(Collected data)
┄┄┄┄┄┄┄┄┄┄
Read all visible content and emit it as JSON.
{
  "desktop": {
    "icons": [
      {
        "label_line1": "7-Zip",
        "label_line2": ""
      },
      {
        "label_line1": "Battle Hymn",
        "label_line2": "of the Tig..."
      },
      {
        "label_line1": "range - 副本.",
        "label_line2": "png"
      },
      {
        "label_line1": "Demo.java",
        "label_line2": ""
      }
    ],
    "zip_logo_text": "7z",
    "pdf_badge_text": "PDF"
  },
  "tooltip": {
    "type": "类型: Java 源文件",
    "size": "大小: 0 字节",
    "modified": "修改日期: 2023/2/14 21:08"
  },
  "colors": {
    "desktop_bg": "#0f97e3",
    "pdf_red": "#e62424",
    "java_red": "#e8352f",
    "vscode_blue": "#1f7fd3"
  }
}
┄┄┄┄┄┄┄┄┄┄
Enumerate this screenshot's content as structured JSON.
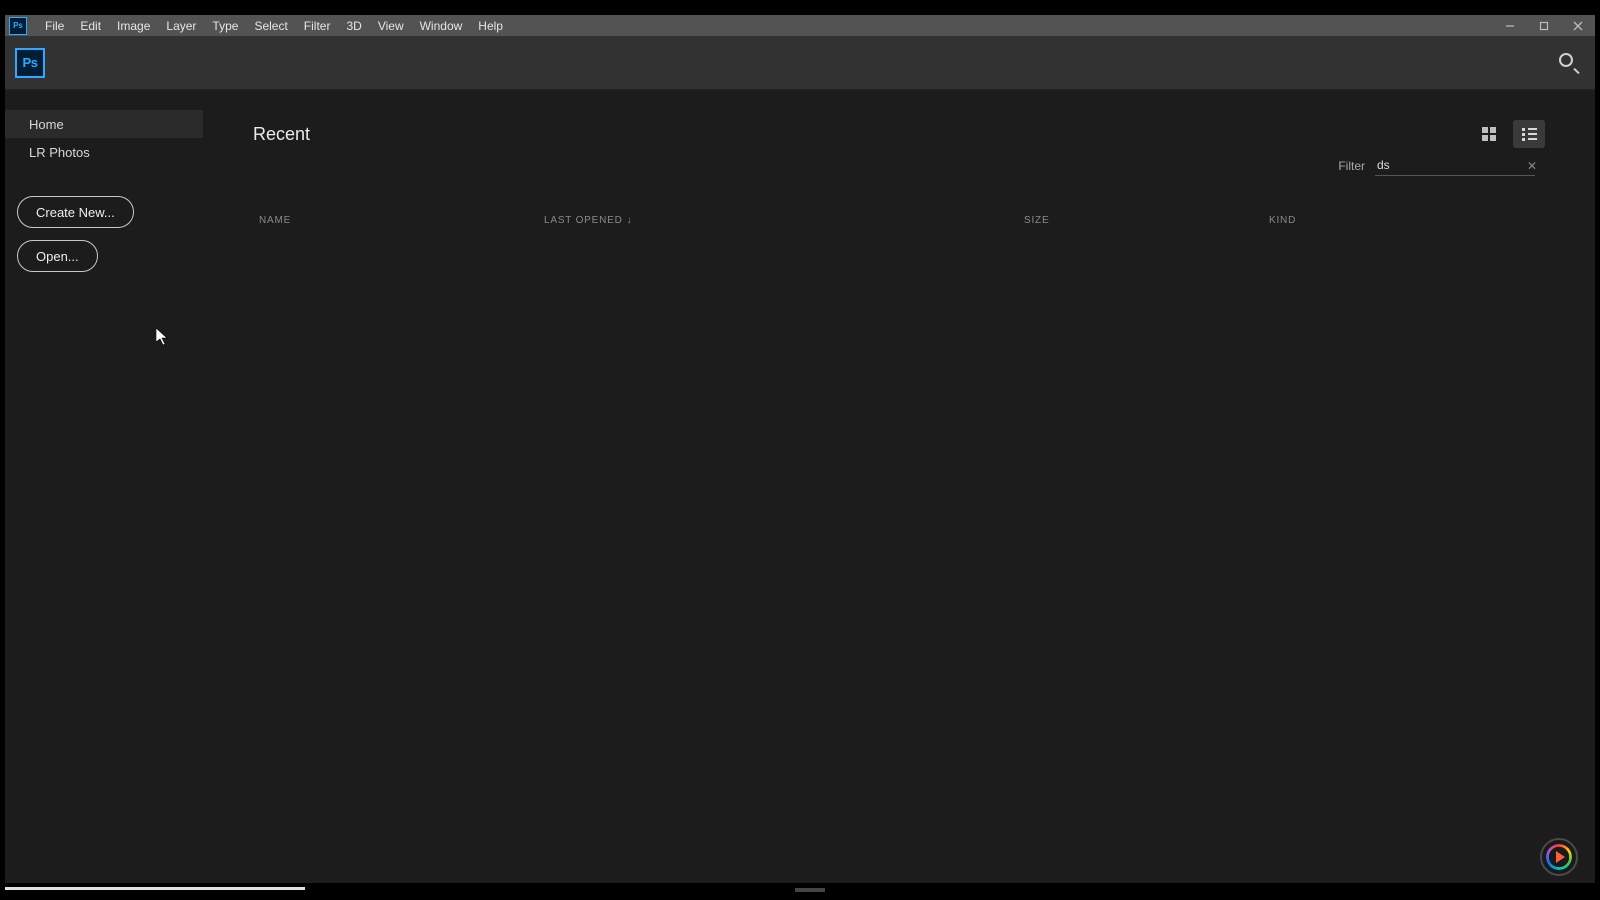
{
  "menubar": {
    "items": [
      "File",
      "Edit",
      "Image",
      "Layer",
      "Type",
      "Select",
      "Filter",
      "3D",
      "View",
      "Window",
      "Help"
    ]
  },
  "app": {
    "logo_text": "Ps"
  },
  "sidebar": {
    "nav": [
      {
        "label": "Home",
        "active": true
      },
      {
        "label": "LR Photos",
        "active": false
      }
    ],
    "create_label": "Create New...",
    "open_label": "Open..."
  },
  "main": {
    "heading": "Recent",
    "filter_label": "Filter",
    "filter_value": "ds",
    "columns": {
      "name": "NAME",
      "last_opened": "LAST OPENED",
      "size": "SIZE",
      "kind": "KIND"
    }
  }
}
┄┄┄┄┄┄┄┄┄┄
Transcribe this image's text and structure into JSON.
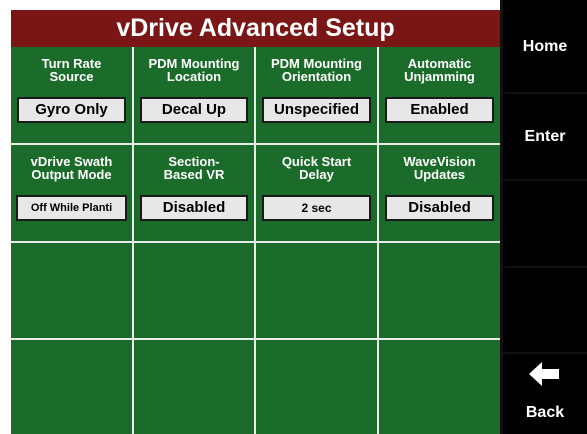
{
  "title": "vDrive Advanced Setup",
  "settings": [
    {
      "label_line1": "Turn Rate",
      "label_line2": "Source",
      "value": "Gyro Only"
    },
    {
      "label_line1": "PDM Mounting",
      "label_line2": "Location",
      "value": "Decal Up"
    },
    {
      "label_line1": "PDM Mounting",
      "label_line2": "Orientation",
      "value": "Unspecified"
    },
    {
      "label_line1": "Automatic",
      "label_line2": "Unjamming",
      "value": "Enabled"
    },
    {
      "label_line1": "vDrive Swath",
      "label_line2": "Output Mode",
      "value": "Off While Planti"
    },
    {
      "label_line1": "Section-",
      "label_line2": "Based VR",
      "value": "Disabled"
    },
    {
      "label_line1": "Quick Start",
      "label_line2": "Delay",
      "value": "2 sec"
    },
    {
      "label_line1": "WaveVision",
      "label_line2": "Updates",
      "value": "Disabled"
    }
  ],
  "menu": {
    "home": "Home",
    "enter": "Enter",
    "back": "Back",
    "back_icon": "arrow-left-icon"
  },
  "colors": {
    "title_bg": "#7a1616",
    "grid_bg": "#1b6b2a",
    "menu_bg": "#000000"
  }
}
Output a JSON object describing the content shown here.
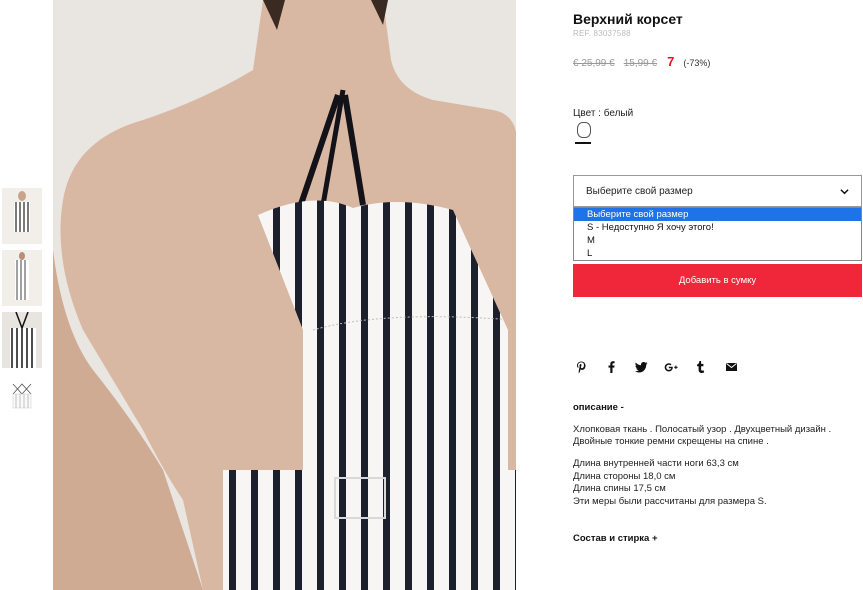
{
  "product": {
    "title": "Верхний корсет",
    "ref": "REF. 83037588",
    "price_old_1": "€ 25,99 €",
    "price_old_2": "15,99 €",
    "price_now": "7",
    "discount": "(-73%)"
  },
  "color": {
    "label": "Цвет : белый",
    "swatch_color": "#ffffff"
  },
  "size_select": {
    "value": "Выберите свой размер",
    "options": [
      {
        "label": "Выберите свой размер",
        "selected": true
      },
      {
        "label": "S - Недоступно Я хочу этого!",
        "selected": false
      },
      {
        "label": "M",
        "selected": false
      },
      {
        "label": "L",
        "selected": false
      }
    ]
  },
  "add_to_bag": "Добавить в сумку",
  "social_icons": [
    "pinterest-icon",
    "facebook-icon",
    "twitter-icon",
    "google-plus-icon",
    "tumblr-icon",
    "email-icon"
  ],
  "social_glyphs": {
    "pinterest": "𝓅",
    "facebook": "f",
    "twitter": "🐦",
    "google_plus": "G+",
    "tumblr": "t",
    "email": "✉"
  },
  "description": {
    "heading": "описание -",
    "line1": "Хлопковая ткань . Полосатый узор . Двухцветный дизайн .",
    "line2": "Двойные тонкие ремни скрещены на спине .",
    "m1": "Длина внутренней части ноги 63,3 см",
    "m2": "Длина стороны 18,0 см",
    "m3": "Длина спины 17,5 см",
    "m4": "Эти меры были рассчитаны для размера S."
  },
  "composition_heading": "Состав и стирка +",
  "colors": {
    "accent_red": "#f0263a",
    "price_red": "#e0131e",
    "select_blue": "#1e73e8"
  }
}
┄┄┄┄┄┄┄┄┄┄
Task prompt:
Looking at the listing above, how many of its lines contain the string "Output"? Give the number alone.

Expected answer:
2